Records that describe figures

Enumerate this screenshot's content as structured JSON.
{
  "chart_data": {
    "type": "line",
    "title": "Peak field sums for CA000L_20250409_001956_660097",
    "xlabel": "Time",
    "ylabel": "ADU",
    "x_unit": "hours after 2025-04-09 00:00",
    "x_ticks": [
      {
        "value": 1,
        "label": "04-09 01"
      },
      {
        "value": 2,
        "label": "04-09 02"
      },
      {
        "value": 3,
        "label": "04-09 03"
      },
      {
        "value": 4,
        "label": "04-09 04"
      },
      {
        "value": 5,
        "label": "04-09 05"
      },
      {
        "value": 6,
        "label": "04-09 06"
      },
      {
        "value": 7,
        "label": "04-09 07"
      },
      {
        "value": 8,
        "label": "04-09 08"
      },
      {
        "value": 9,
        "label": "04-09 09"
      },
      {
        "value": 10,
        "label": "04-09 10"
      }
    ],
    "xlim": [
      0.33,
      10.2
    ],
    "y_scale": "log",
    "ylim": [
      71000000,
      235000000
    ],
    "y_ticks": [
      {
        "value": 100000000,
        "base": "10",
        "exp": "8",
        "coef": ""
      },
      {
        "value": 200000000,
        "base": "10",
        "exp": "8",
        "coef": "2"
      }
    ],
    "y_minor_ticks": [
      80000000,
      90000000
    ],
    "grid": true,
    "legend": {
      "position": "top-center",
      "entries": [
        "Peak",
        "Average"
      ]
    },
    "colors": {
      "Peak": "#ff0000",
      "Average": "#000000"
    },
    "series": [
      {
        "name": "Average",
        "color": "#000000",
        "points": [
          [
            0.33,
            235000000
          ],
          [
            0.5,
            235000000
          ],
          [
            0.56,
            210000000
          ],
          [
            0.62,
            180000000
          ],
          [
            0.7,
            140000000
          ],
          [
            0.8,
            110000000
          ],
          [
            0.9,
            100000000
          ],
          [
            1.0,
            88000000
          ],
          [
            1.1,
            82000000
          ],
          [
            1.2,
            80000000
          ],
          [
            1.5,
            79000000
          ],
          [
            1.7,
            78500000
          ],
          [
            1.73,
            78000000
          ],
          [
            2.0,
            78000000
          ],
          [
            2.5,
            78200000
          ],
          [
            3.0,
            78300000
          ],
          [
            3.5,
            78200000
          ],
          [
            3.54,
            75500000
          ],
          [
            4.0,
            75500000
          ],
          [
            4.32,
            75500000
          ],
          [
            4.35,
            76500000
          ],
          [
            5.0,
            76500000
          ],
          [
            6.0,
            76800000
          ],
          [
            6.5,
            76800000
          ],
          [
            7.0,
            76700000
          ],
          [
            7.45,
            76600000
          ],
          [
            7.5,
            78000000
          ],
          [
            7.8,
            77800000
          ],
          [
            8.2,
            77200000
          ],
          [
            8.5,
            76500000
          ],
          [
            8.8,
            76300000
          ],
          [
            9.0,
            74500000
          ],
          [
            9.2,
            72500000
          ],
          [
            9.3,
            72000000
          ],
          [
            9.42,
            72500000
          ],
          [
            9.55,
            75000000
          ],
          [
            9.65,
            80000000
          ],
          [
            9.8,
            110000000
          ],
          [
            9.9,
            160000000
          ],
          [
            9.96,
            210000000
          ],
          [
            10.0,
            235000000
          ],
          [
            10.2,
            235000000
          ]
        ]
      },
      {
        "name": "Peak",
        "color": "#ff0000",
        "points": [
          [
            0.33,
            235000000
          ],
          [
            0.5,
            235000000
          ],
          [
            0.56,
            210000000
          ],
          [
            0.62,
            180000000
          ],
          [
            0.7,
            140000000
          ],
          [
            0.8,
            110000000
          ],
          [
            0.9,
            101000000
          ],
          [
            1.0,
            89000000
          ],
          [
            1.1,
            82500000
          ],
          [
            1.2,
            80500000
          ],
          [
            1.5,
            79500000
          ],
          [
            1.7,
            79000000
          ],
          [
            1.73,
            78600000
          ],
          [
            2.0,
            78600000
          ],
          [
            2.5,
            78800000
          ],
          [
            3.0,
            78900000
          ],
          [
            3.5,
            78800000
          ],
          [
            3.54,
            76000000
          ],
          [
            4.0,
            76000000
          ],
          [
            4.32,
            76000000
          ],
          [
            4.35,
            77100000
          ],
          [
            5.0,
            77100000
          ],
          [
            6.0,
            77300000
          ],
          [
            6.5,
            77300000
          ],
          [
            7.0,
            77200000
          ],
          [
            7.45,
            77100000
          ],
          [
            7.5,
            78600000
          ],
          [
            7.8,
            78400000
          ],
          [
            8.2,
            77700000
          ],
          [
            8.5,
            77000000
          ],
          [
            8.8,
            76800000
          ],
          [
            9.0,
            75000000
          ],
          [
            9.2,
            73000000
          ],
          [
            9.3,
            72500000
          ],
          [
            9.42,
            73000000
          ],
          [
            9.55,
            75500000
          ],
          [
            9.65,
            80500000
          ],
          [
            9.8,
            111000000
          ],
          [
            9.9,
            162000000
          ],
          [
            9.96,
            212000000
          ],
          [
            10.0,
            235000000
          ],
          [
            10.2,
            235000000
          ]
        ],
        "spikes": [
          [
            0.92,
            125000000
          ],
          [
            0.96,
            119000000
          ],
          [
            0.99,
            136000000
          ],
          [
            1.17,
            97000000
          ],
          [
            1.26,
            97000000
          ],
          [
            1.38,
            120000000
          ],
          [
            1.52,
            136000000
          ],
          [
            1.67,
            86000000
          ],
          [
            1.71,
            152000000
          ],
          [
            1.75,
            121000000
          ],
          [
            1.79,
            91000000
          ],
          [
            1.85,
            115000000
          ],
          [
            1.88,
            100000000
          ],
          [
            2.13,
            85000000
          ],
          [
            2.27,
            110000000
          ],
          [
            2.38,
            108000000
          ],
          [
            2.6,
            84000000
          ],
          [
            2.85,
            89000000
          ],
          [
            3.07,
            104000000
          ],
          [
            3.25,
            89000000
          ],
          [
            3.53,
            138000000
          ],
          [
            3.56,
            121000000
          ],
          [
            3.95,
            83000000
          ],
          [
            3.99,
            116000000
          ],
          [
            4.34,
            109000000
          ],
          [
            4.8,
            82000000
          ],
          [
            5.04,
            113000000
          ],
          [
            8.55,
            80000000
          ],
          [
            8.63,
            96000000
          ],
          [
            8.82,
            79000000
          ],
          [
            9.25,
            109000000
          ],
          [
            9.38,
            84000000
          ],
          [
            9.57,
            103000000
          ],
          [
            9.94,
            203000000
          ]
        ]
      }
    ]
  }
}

__Goal__
Your task is to gather every line with the word "Peak" and copy it.

__In response__
    "title": "Peak field sums for CA000L_20250409_001956_660097",
        "Peak",
      "Peak": "#ff0000",
        "name": "Peak",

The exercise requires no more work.